WORK TASK 1 -> In the Alphacool Eisbaer review, what does the name "Eisbaer" mean in German?
WORK TASK 2 -> Carry on the Alphacool Eisbaer review, starting after its last sentence.

SOURCE DOCUMENT ->

BEGIN

When liquid cooling became a trend in the 90’s, many companies were founded focused on the design and supply of PC-specific liquid cooling systems. One of these companies was Alphacool, a German manufacturer that diversified into producing liquid cooling systems for industrial and medical applications as well.

Introduction

Perhaps the biggest issue of liquid cooling is complexity, requiring quite a bit of extra effort and attention from the user. For custom loops this was certainly true, even when complete kits were supplied by most manufacturers, as the installation alone is much more complex than that of a simple air cooler. The relative safety and simplicity of all-in-one (AIO) liquid cooling systems does lure those who want a liquid-based cooler with the installation straightforwardness of an air-based cooler. However, AIO solutions are relatively inflexible, and some hardly perform better than high end air-based solutions.

In this review we are having a look at Alphacool’s latest product, the Eisbaer. The Eisbaer, which stands for “polar bear” in German, is a modular AIO liquid cooler that Alphacool designed for those that wish to combine performance and simplicity with future upgrades and flexibility. Alphacool has designed four versions of the Eisbaer that all share the same block/pump assembly but have different radiators and fans. The Eisbaer 120, 240 and 360 come with one, two and three 120 mm fans respectively, while the Eisbaer 280 comes with two 140 mm fans. For the means of this review, Alphacool supplied us with the Eisbaer 240, the dual 120 mm fan version. Although the concept of modular AIO liquid coolers is not new, Alphacool’s liquid cooling parts have had a good reputation, leaving us curious about how their first AIO liquid cooler will perform.

END

DATASET ENTRIES ->
BEGIN

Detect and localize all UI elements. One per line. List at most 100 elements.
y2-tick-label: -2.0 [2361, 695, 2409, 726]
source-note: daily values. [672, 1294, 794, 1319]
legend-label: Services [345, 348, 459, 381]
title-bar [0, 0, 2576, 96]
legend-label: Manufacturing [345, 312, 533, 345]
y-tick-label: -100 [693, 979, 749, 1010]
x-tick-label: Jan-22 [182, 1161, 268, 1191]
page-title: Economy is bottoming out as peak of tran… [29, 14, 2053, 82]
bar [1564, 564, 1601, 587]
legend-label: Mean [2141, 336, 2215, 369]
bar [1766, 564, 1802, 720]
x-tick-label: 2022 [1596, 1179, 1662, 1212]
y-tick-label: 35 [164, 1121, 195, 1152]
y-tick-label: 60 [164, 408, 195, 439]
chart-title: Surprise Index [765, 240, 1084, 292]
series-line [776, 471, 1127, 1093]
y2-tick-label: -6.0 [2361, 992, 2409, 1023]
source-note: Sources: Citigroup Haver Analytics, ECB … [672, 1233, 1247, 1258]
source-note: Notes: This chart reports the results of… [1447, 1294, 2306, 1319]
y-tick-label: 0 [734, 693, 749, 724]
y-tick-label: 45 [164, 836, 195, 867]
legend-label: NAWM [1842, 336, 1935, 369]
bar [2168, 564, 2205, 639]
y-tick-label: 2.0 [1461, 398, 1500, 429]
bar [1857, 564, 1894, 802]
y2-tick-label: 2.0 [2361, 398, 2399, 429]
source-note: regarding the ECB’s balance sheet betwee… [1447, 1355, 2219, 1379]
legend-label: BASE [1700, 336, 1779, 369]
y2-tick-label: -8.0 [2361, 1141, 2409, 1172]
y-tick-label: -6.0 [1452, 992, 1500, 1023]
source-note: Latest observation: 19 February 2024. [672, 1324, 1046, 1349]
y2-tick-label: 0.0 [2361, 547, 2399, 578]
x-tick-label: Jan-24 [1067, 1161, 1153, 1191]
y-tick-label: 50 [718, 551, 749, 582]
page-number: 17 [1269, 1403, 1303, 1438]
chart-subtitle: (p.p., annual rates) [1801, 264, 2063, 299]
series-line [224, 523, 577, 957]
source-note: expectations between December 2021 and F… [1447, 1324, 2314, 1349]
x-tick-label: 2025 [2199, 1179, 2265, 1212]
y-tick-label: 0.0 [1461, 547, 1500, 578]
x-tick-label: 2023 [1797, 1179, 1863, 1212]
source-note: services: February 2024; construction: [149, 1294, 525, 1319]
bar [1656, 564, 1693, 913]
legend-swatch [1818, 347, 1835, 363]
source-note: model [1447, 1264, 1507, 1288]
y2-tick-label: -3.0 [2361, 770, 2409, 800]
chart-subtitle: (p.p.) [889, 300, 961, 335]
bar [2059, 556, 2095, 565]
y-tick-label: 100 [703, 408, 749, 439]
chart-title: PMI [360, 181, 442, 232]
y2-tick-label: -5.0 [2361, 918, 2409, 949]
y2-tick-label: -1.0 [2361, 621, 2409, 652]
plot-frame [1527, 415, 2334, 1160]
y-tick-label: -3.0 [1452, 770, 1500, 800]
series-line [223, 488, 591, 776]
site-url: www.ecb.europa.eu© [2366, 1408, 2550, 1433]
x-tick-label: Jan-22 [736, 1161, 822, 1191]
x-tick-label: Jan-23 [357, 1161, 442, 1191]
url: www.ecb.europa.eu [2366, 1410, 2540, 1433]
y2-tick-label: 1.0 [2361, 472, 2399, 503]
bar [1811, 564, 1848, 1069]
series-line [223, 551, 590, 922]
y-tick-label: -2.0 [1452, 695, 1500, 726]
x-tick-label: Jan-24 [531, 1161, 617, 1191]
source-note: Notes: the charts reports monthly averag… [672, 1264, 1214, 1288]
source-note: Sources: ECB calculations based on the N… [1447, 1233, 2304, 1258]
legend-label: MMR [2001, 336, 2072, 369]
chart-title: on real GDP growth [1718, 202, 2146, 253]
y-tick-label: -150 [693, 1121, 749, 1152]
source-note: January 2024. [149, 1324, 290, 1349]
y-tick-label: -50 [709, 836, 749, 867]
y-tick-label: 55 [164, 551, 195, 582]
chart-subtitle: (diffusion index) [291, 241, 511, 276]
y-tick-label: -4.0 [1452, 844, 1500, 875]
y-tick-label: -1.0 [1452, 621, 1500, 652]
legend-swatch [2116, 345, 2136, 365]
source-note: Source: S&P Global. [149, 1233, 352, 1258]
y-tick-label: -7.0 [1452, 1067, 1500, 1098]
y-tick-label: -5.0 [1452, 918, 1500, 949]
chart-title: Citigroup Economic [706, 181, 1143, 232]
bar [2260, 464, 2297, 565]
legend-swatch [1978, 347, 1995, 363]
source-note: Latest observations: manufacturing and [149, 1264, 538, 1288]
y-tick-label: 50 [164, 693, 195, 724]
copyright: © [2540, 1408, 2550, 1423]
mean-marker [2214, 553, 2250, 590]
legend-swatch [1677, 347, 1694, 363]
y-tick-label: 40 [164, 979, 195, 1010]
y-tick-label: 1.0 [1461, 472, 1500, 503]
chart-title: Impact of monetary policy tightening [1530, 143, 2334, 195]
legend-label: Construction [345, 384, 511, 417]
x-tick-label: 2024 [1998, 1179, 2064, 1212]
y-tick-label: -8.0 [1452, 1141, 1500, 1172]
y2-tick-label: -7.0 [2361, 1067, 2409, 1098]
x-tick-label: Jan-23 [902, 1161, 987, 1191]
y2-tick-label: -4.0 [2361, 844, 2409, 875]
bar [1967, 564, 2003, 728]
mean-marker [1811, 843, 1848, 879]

END

YOUR RESPONSE 1 -> "Polar bear."

YOUR RESPONSE 2 ->
Packaging & Bundle

Alphacool supplies the Eisbaer in a dark cardboard box with relatively simple artwork printed on it. It is very sturdy and the cooler is protected inside a cardboard shell and covered in nylon bags, providing more than enough protection during transport.

The bundle accompanying the Eisbaer 240 is almost typical and limited to the necessary mounting hardware, two “Eiswind” 120 mm fans, an adapter for connecting both of the fans onto one 4-pin header and two doses of thermal compound. It is interesting to point out that the thermal compound is Gelid GC Extreme, a relatively premium thermal paste. The Eiswind fans are PWM compatible, with a sleeve bearing engine and a maximum speed of 1700 RPM.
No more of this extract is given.